Task requirements: Using the entries below, return word for word the lines from the one containing "Serialize everything readable" up to and including the last.

Dataset items:
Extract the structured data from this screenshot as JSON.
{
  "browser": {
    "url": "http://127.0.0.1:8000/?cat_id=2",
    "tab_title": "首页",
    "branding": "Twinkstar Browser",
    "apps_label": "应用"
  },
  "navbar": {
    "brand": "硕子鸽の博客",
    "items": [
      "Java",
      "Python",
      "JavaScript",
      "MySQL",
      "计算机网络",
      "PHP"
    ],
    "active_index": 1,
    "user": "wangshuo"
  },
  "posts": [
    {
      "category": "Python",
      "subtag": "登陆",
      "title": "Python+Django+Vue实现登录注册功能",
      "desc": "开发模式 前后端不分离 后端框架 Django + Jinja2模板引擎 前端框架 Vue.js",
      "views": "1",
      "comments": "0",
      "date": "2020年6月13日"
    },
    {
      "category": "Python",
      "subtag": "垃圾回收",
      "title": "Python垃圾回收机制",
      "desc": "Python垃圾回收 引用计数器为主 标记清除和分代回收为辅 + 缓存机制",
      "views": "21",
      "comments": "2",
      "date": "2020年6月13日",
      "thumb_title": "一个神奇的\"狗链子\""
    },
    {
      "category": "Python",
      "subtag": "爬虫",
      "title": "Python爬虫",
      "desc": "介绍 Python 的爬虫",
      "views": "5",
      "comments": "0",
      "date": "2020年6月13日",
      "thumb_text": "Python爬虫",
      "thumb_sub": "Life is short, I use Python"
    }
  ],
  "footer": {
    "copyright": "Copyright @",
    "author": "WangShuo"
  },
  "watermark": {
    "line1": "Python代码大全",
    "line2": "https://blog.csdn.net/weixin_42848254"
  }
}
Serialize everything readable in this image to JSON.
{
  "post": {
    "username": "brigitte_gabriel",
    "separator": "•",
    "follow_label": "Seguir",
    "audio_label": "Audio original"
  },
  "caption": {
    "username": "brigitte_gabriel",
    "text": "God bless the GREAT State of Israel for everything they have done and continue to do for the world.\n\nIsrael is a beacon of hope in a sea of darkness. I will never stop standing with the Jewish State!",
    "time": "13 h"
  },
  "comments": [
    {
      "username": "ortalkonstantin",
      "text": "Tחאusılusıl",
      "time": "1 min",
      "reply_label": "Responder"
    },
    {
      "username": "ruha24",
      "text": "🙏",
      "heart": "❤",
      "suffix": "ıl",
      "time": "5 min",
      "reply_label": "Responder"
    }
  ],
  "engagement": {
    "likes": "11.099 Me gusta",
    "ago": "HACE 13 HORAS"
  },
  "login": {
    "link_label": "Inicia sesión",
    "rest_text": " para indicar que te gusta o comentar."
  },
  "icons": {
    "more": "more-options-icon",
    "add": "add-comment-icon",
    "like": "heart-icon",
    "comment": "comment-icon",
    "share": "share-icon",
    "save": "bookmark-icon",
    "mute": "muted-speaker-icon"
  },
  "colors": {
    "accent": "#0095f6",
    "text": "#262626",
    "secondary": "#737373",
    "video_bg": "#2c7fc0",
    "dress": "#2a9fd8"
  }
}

Result of this exercise:
Serialize everything readable in this image to JSON.
{
  "post": {
    "username": "brigitte_gabriel",
    "separator": "•",
    "follow_label": "Seguir",
    "audio_label": "Audio original"
  },
  "caption": {
    "username": "brigitte_gabriel",
    "text": "God bless the GREAT State of Israel for everything they have done and continue to do for the world.\n\nIsrael is a beacon of hope in a sea of darkness. I will never stop standing with the Jewish State!",
    "time": "13 h"
  },
  "comments": [
    {
      "username": "ortalkonstantin",
      "text": "Tחאusılusıl",
      "time": "1 min",
      "reply_label": "Responder"
    },
    {
      "username": "ruha24",
      "text": "🙏",
      "heart": "❤",
      "suffix": "ıl",
      "time": "5 min",
      "reply_label": "Responder"
    }
  ],
  "engagement": {
    "likes": "11.099 Me gusta",
    "ago": "HACE 13 HORAS"
  },
  "login": {
    "link_label": "Inicia sesión",
    "rest_text": " para indicar que te gusta o comentar."
  },
  "icons": {
    "more": "more-options-icon",
    "add": "add-comment-icon",
    "like": "heart-icon",
    "comment": "comment-icon",
    "share": "share-icon",
    "save": "bookmark-icon",
    "mute": "muted-speaker-icon"
  },
  "colors": {
    "accent": "#0095f6",
    "text": "#262626",
    "secondary": "#737373",
    "video_bg": "#2c7fc0",
    "dress": "#2a9fd8"
  }
}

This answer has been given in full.